▸ **GIVEN INSTRUCTION**:
Write the entries below out again exactly; any picture in them stays out.

---------- RECORDS SHOWN

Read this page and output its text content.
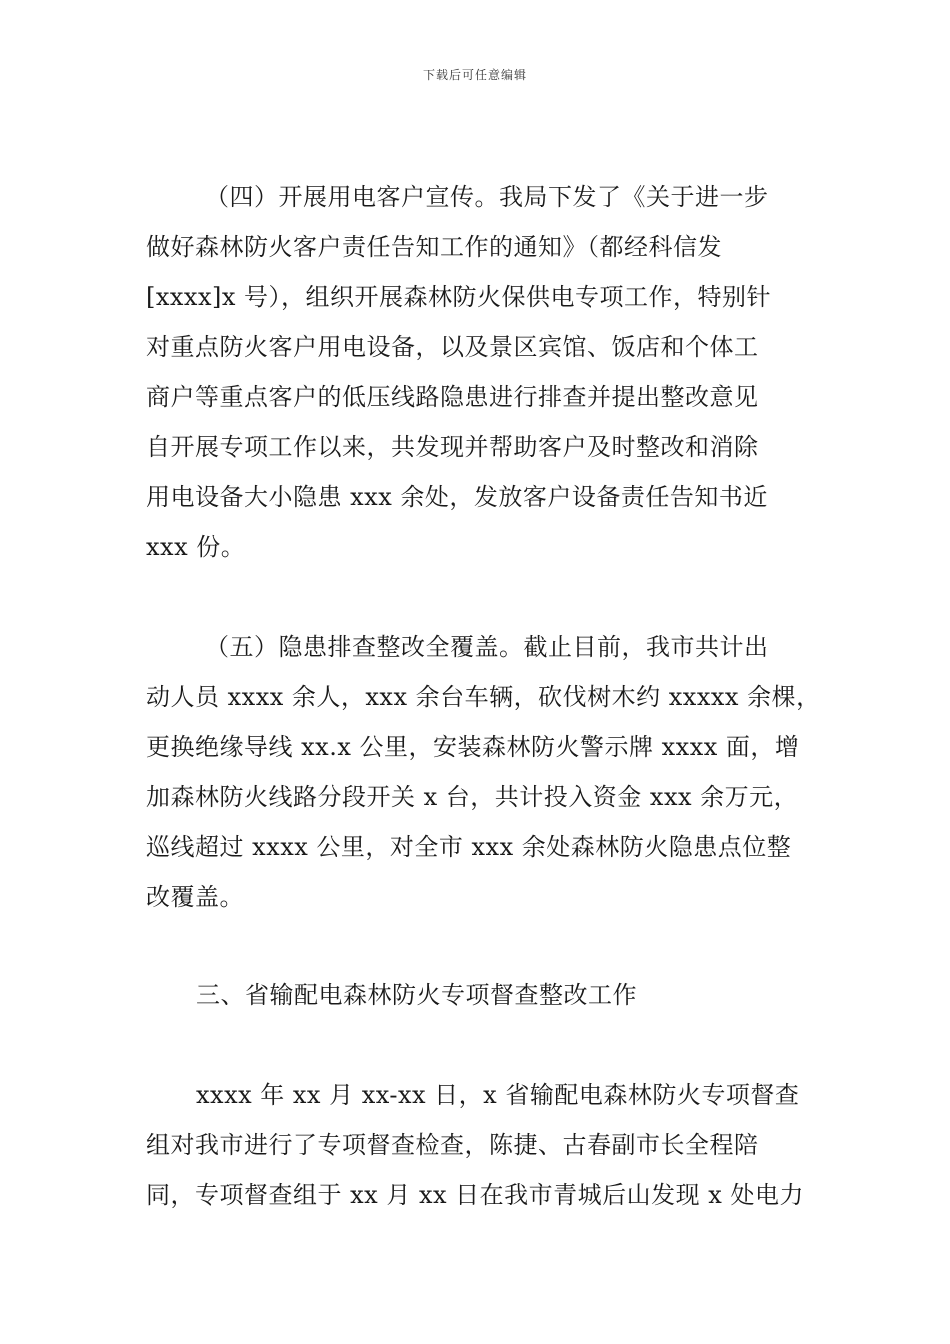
下载后可任意编辑
（四）开展用电客户宣传。我局下发了《关于进一步
做好森林防火客户责任告知工作的通知》（都经科信发
[xxxx]x 号），组织开展森林防火保供电专项工作，特别针
对重点防火客户用电设备，以及景区宾馆、饭店和个体工
商户等重点客户的低压线路隐患进行排查并提出整改意见
自开展专项工作以来，共发现并帮助客户及时整改和消除
用电设备大小隐患 xxx 余处，发放客户设备责任告知书近
xxx 份。
（五）隐患排查整改全覆盖。截止目前，我市共计出
动人员 xxxx 余人，xxx 余台车辆，砍伐树木约 xxxxx 余棵，
更换绝缘导线 xx.x 公里，安装森林防火警示牌 xxxx 面，增
加森林防火线路分段开关 x 台，共计投入资金 xxx 余万元，
巡线超过 xxxx 公里，对全市 xxx 余处森林防火隐患点位整
改覆盖。
三、省输配电森林防火专项督查整改工作
xxxx 年 xx 月 xx-xx 日，x 省输配电森林防火专项督查
组对我市进行了专项督查检查，陈捷、古春副市长全程陪
同，专项督查组于 xx 月 xx 日在我市青城后山发现 x 处电力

--------------------

▸ **IN RESPONSE**:
Read this page and output its text content.
下载后可任意编辑
（四）开展用电客户宣传。我局下发了《关于进一步
做好森林防火客户责任告知工作的通知》（都经科信发
[xxxx]x 号），组织开展森林防火保供电专项工作，特别针
对重点防火客户用电设备，以及景区宾馆、饭店和个体工
商户等重点客户的低压线路隐患进行排查并提出整改意见
自开展专项工作以来，共发现并帮助客户及时整改和消除
用电设备大小隐患 xxx 余处，发放客户设备责任告知书近
xxx 份。
（五）隐患排查整改全覆盖。截止目前，我市共计出
动人员 xxxx 余人，xxx 余台车辆，砍伐树木约 xxxxx 余棵，
更换绝缘导线 xx.x 公里，安装森林防火警示牌 xxxx 面，增
加森林防火线路分段开关 x 台，共计投入资金 xxx 余万元，
巡线超过 xxxx 公里，对全市 xxx 余处森林防火隐患点位整
改覆盖。
三、省输配电森林防火专项督查整改工作
xxxx 年 xx 月 xx-xx 日，x 省输配电森林防火专项督查
组对我市进行了专项督查检查，陈捷、古春副市长全程陪
同，专项督查组于 xx 月 xx 日在我市青城后山发现 x 处电力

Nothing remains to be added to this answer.